• [To do]: Would you transcribe the whole listing exactly, minus its pictures?

• [Dataset records on visual material]:
* Start *
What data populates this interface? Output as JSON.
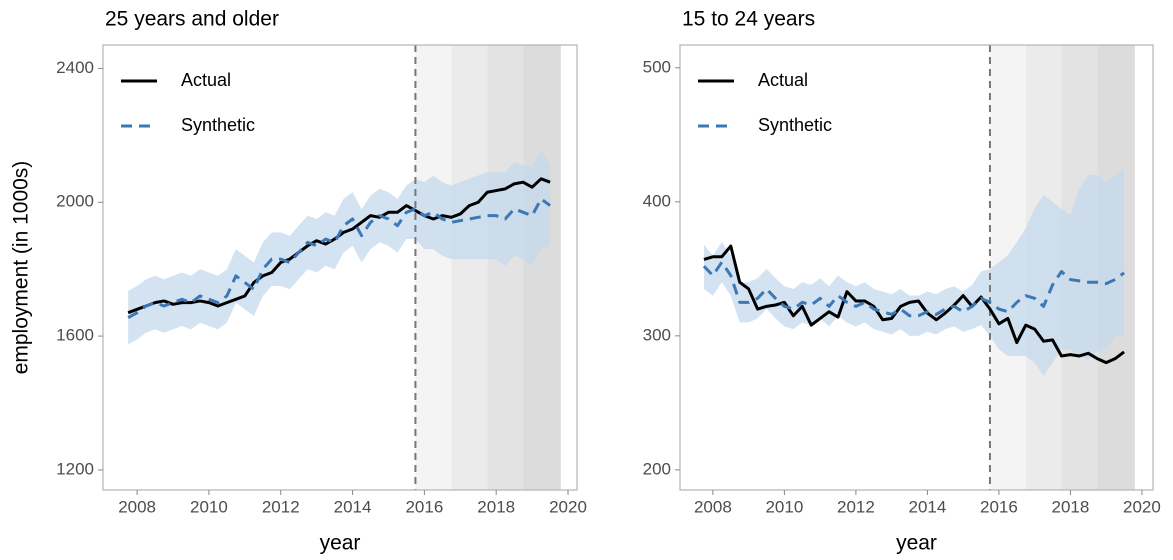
{
  "chart_data": [
    {
      "type": "line",
      "title": "25 years and older",
      "xlabel": "year",
      "ylabel": "employment (in 1000s)",
      "x": [
        2007.75,
        2008,
        2008.25,
        2008.5,
        2008.75,
        2009,
        2009.25,
        2009.5,
        2009.75,
        2010,
        2010.25,
        2010.5,
        2010.75,
        2011,
        2011.25,
        2011.5,
        2011.75,
        2012,
        2012.25,
        2012.5,
        2012.75,
        2013,
        2013.25,
        2013.5,
        2013.75,
        2014,
        2014.25,
        2014.5,
        2014.75,
        2015,
        2015.25,
        2015.5,
        2015.75,
        2016,
        2016.25,
        2016.5,
        2016.75,
        2017,
        2017.25,
        2017.5,
        2017.75,
        2018,
        2018.25,
        2018.5,
        2018.75,
        2019,
        2019.25,
        2019.5
      ],
      "series": [
        {
          "name": "Actual",
          "color": "#000000",
          "dashed": false,
          "values": [
            1670,
            1680,
            1690,
            1700,
            1705,
            1695,
            1700,
            1700,
            1705,
            1700,
            1690,
            1700,
            1710,
            1720,
            1760,
            1780,
            1790,
            1820,
            1830,
            1850,
            1870,
            1885,
            1875,
            1890,
            1910,
            1920,
            1940,
            1960,
            1955,
            1970,
            1970,
            1990,
            1975,
            1960,
            1950,
            1960,
            1955,
            1965,
            1990,
            2000,
            2030,
            2035,
            2040,
            2055,
            2060,
            2045,
            2070,
            2060
          ]
        },
        {
          "name": "Synthetic",
          "color": "#3b78b5",
          "dashed": true,
          "values": [
            1655,
            1670,
            1690,
            1700,
            1690,
            1700,
            1710,
            1700,
            1720,
            1710,
            1700,
            1720,
            1780,
            1760,
            1740,
            1800,
            1830,
            1830,
            1820,
            1850,
            1880,
            1870,
            1890,
            1880,
            1930,
            1950,
            1900,
            1940,
            1960,
            1950,
            1930,
            1970,
            1980,
            1960,
            1970,
            1950,
            1940,
            1945,
            1950,
            1955,
            1960,
            1960,
            1950,
            1980,
            1970,
            1960,
            2010,
            1990
          ]
        }
      ],
      "band": {
        "color": "#c6d9ec",
        "lower": [
          1575,
          1590,
          1610,
          1620,
          1610,
          1620,
          1630,
          1620,
          1640,
          1630,
          1620,
          1640,
          1700,
          1680,
          1660,
          1720,
          1750,
          1750,
          1740,
          1770,
          1800,
          1790,
          1810,
          1800,
          1850,
          1870,
          1820,
          1860,
          1880,
          1870,
          1850,
          1890,
          1890,
          1860,
          1860,
          1840,
          1830,
          1830,
          1830,
          1830,
          1830,
          1830,
          1810,
          1840,
          1830,
          1810,
          1860,
          1870
        ],
        "upper": [
          1735,
          1750,
          1770,
          1780,
          1770,
          1780,
          1790,
          1780,
          1800,
          1790,
          1780,
          1800,
          1860,
          1840,
          1820,
          1880,
          1910,
          1910,
          1900,
          1930,
          1960,
          1950,
          1970,
          1960,
          2010,
          2030,
          1980,
          2020,
          2040,
          2030,
          2010,
          2050,
          2070,
          2060,
          2080,
          2060,
          2050,
          2060,
          2070,
          2080,
          2090,
          2090,
          2090,
          2120,
          2110,
          2110,
          2160,
          2110
        ]
      },
      "vline": 2015.75,
      "shaded_regions": [
        {
          "xlim": [
            2015.75,
            2016.75
          ],
          "color": "#f4f4f4"
        },
        {
          "xlim": [
            2016.75,
            2017.75
          ],
          "color": "#ebebeb"
        },
        {
          "xlim": [
            2017.75,
            2018.75
          ],
          "color": "#e3e3e3"
        },
        {
          "xlim": [
            2018.75,
            2019.8
          ],
          "color": "#dcdcdc"
        }
      ],
      "xlim": [
        2007.05,
        2020.25
      ],
      "xticks": [
        2008,
        2010,
        2012,
        2014,
        2016,
        2018,
        2020
      ],
      "ylim": [
        1140,
        2470
      ],
      "yticks": [
        1200,
        1600,
        2000,
        2400
      ],
      "legend": "top-left"
    },
    {
      "type": "line",
      "title": "15 to 24 years",
      "xlabel": "year",
      "x": [
        2007.75,
        2008,
        2008.25,
        2008.5,
        2008.75,
        2009,
        2009.25,
        2009.5,
        2009.75,
        2010,
        2010.25,
        2010.5,
        2010.75,
        2011,
        2011.25,
        2011.5,
        2011.75,
        2012,
        2012.25,
        2012.5,
        2012.75,
        2013,
        2013.25,
        2013.5,
        2013.75,
        2014,
        2014.25,
        2014.5,
        2014.75,
        2015,
        2015.25,
        2015.5,
        2015.75,
        2016,
        2016.25,
        2016.5,
        2016.75,
        2017,
        2017.25,
        2017.5,
        2017.75,
        2018,
        2018.25,
        2018.5,
        2018.75,
        2019,
        2019.25,
        2019.5
      ],
      "series": [
        {
          "name": "Actual",
          "color": "#000000",
          "dashed": false,
          "values": [
            357,
            359,
            359,
            367,
            340,
            335,
            320,
            322,
            323,
            325,
            315,
            322,
            308,
            313,
            318,
            314,
            333,
            326,
            326,
            322,
            312,
            313,
            322,
            325,
            326,
            317,
            312,
            317,
            323,
            330,
            322,
            329,
            320,
            309,
            313,
            295,
            308,
            305,
            296,
            297,
            285,
            286,
            285,
            287,
            283,
            280,
            283,
            288
          ]
        },
        {
          "name": "Synthetic",
          "color": "#3b78b5",
          "dashed": true,
          "values": [
            352,
            345,
            355,
            345,
            325,
            325,
            328,
            335,
            328,
            322,
            320,
            325,
            323,
            328,
            322,
            330,
            325,
            322,
            325,
            320,
            318,
            316,
            320,
            315,
            315,
            318,
            316,
            320,
            322,
            318,
            322,
            328,
            325,
            320,
            318,
            325,
            330,
            328,
            322,
            338,
            348,
            342,
            341,
            340,
            340,
            339,
            342,
            347
          ]
        }
      ],
      "band": {
        "color": "#c6d9ec",
        "lower": [
          335,
          330,
          340,
          330,
          310,
          310,
          313,
          320,
          313,
          307,
          305,
          310,
          308,
          313,
          307,
          315,
          310,
          307,
          310,
          305,
          303,
          301,
          305,
          300,
          300,
          303,
          301,
          305,
          307,
          303,
          305,
          308,
          300,
          290,
          285,
          285,
          285,
          280,
          270,
          280,
          290,
          290,
          285,
          282,
          288,
          290,
          300,
          300
        ],
        "upper": [
          368,
          360,
          370,
          360,
          340,
          340,
          343,
          350,
          343,
          337,
          335,
          340,
          338,
          343,
          337,
          345,
          340,
          337,
          340,
          335,
          333,
          331,
          335,
          330,
          330,
          333,
          331,
          335,
          337,
          333,
          338,
          348,
          350,
          355,
          360,
          370,
          380,
          395,
          405,
          400,
          395,
          390,
          410,
          420,
          420,
          415,
          420,
          425
        ]
      },
      "vline": 2015.75,
      "shaded_regions": [
        {
          "xlim": [
            2015.75,
            2016.75
          ],
          "color": "#f4f4f4"
        },
        {
          "xlim": [
            2016.75,
            2017.75
          ],
          "color": "#ebebeb"
        },
        {
          "xlim": [
            2017.75,
            2018.75
          ],
          "color": "#e3e3e3"
        },
        {
          "xlim": [
            2018.75,
            2019.8
          ],
          "color": "#dcdcdc"
        }
      ],
      "xlim": [
        2007.08,
        2020.31
      ],
      "xticks": [
        2008,
        2010,
        2012,
        2014,
        2016,
        2018,
        2020
      ],
      "ylim": [
        185,
        517
      ],
      "yticks": [
        200,
        300,
        400,
        500
      ],
      "legend": "top-left"
    }
  ]
}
* End *
• [Correct answer]:
What data populates this interface? Output as JSON.
{
  "chart_data": [
    {
      "type": "line",
      "title": "25 years and older",
      "xlabel": "year",
      "ylabel": "employment (in 1000s)",
      "x": [
        2007.75,
        2008,
        2008.25,
        2008.5,
        2008.75,
        2009,
        2009.25,
        2009.5,
        2009.75,
        2010,
        2010.25,
        2010.5,
        2010.75,
        2011,
        2011.25,
        2011.5,
        2011.75,
        2012,
        2012.25,
        2012.5,
        2012.75,
        2013,
        2013.25,
        2013.5,
        2013.75,
        2014,
        2014.25,
        2014.5,
        2014.75,
        2015,
        2015.25,
        2015.5,
        2015.75,
        2016,
        2016.25,
        2016.5,
        2016.75,
        2017,
        2017.25,
        2017.5,
        2017.75,
        2018,
        2018.25,
        2018.5,
        2018.75,
        2019,
        2019.25,
        2019.5
      ],
      "series": [
        {
          "name": "Actual",
          "color": "#000000",
          "dashed": false,
          "values": [
            1670,
            1680,
            1690,
            1700,
            1705,
            1695,
            1700,
            1700,
            1705,
            1700,
            1690,
            1700,
            1710,
            1720,
            1760,
            1780,
            1790,
            1820,
            1830,
            1850,
            1870,
            1885,
            1875,
            1890,
            1910,
            1920,
            1940,
            1960,
            1955,
            1970,
            1970,
            1990,
            1975,
            1960,
            1950,
            1960,
            1955,
            1965,
            1990,
            2000,
            2030,
            2035,
            2040,
            2055,
            2060,
            2045,
            2070,
            2060
          ]
        },
        {
          "name": "Synthetic",
          "color": "#3b78b5",
          "dashed": true,
          "values": [
            1655,
            1670,
            1690,
            1700,
            1690,
            1700,
            1710,
            1700,
            1720,
            1710,
            1700,
            1720,
            1780,
            1760,
            1740,
            1800,
            1830,
            1830,
            1820,
            1850,
            1880,
            1870,
            1890,
            1880,
            1930,
            1950,
            1900,
            1940,
            1960,
            1950,
            1930,
            1970,
            1980,
            1960,
            1970,
            1950,
            1940,
            1945,
            1950,
            1955,
            1960,
            1960,
            1950,
            1980,
            1970,
            1960,
            2010,
            1990
          ]
        }
      ],
      "band": {
        "color": "#c6d9ec",
        "lower": [
          1575,
          1590,
          1610,
          1620,
          1610,
          1620,
          1630,
          1620,
          1640,
          1630,
          1620,
          1640,
          1700,
          1680,
          1660,
          1720,
          1750,
          1750,
          1740,
          1770,
          1800,
          1790,
          1810,
          1800,
          1850,
          1870,
          1820,
          1860,
          1880,
          1870,
          1850,
          1890,
          1890,
          1860,
          1860,
          1840,
          1830,
          1830,
          1830,
          1830,
          1830,
          1830,
          1810,
          1840,
          1830,
          1810,
          1860,
          1870
        ],
        "upper": [
          1735,
          1750,
          1770,
          1780,
          1770,
          1780,
          1790,
          1780,
          1800,
          1790,
          1780,
          1800,
          1860,
          1840,
          1820,
          1880,
          1910,
          1910,
          1900,
          1930,
          1960,
          1950,
          1970,
          1960,
          2010,
          2030,
          1980,
          2020,
          2040,
          2030,
          2010,
          2050,
          2070,
          2060,
          2080,
          2060,
          2050,
          2060,
          2070,
          2080,
          2090,
          2090,
          2090,
          2120,
          2110,
          2110,
          2160,
          2110
        ]
      },
      "vline": 2015.75,
      "shaded_regions": [
        {
          "xlim": [
            2015.75,
            2016.75
          ],
          "color": "#f4f4f4"
        },
        {
          "xlim": [
            2016.75,
            2017.75
          ],
          "color": "#ebebeb"
        },
        {
          "xlim": [
            2017.75,
            2018.75
          ],
          "color": "#e3e3e3"
        },
        {
          "xlim": [
            2018.75,
            2019.8
          ],
          "color": "#dcdcdc"
        }
      ],
      "xlim": [
        2007.05,
        2020.25
      ],
      "xticks": [
        2008,
        2010,
        2012,
        2014,
        2016,
        2018,
        2020
      ],
      "ylim": [
        1140,
        2470
      ],
      "yticks": [
        1200,
        1600,
        2000,
        2400
      ],
      "legend": "top-left"
    },
    {
      "type": "line",
      "title": "15 to 24 years",
      "xlabel": "year",
      "x": [
        2007.75,
        2008,
        2008.25,
        2008.5,
        2008.75,
        2009,
        2009.25,
        2009.5,
        2009.75,
        2010,
        2010.25,
        2010.5,
        2010.75,
        2011,
        2011.25,
        2011.5,
        2011.75,
        2012,
        2012.25,
        2012.5,
        2012.75,
        2013,
        2013.25,
        2013.5,
        2013.75,
        2014,
        2014.25,
        2014.5,
        2014.75,
        2015,
        2015.25,
        2015.5,
        2015.75,
        2016,
        2016.25,
        2016.5,
        2016.75,
        2017,
        2017.25,
        2017.5,
        2017.75,
        2018,
        2018.25,
        2018.5,
        2018.75,
        2019,
        2019.25,
        2019.5
      ],
      "series": [
        {
          "name": "Actual",
          "color": "#000000",
          "dashed": false,
          "values": [
            357,
            359,
            359,
            367,
            340,
            335,
            320,
            322,
            323,
            325,
            315,
            322,
            308,
            313,
            318,
            314,
            333,
            326,
            326,
            322,
            312,
            313,
            322,
            325,
            326,
            317,
            312,
            317,
            323,
            330,
            322,
            329,
            320,
            309,
            313,
            295,
            308,
            305,
            296,
            297,
            285,
            286,
            285,
            287,
            283,
            280,
            283,
            288
          ]
        },
        {
          "name": "Synthetic",
          "color": "#3b78b5",
          "dashed": true,
          "values": [
            352,
            345,
            355,
            345,
            325,
            325,
            328,
            335,
            328,
            322,
            320,
            325,
            323,
            328,
            322,
            330,
            325,
            322,
            325,
            320,
            318,
            316,
            320,
            315,
            315,
            318,
            316,
            320,
            322,
            318,
            322,
            328,
            325,
            320,
            318,
            325,
            330,
            328,
            322,
            338,
            348,
            342,
            341,
            340,
            340,
            339,
            342,
            347
          ]
        }
      ],
      "band": {
        "color": "#c6d9ec",
        "lower": [
          335,
          330,
          340,
          330,
          310,
          310,
          313,
          320,
          313,
          307,
          305,
          310,
          308,
          313,
          307,
          315,
          310,
          307,
          310,
          305,
          303,
          301,
          305,
          300,
          300,
          303,
          301,
          305,
          307,
          303,
          305,
          308,
          300,
          290,
          285,
          285,
          285,
          280,
          270,
          280,
          290,
          290,
          285,
          282,
          288,
          290,
          300,
          300
        ],
        "upper": [
          368,
          360,
          370,
          360,
          340,
          340,
          343,
          350,
          343,
          337,
          335,
          340,
          338,
          343,
          337,
          345,
          340,
          337,
          340,
          335,
          333,
          331,
          335,
          330,
          330,
          333,
          331,
          335,
          337,
          333,
          338,
          348,
          350,
          355,
          360,
          370,
          380,
          395,
          405,
          400,
          395,
          390,
          410,
          420,
          420,
          415,
          420,
          425
        ]
      },
      "vline": 2015.75,
      "shaded_regions": [
        {
          "xlim": [
            2015.75,
            2016.75
          ],
          "color": "#f4f4f4"
        },
        {
          "xlim": [
            2016.75,
            2017.75
          ],
          "color": "#ebebeb"
        },
        {
          "xlim": [
            2017.75,
            2018.75
          ],
          "color": "#e3e3e3"
        },
        {
          "xlim": [
            2018.75,
            2019.8
          ],
          "color": "#dcdcdc"
        }
      ],
      "xlim": [
        2007.08,
        2020.31
      ],
      "xticks": [
        2008,
        2010,
        2012,
        2014,
        2016,
        2018,
        2020
      ],
      "ylim": [
        185,
        517
      ],
      "yticks": [
        200,
        300,
        400,
        500
      ],
      "legend": "top-left"
    }
  ]
}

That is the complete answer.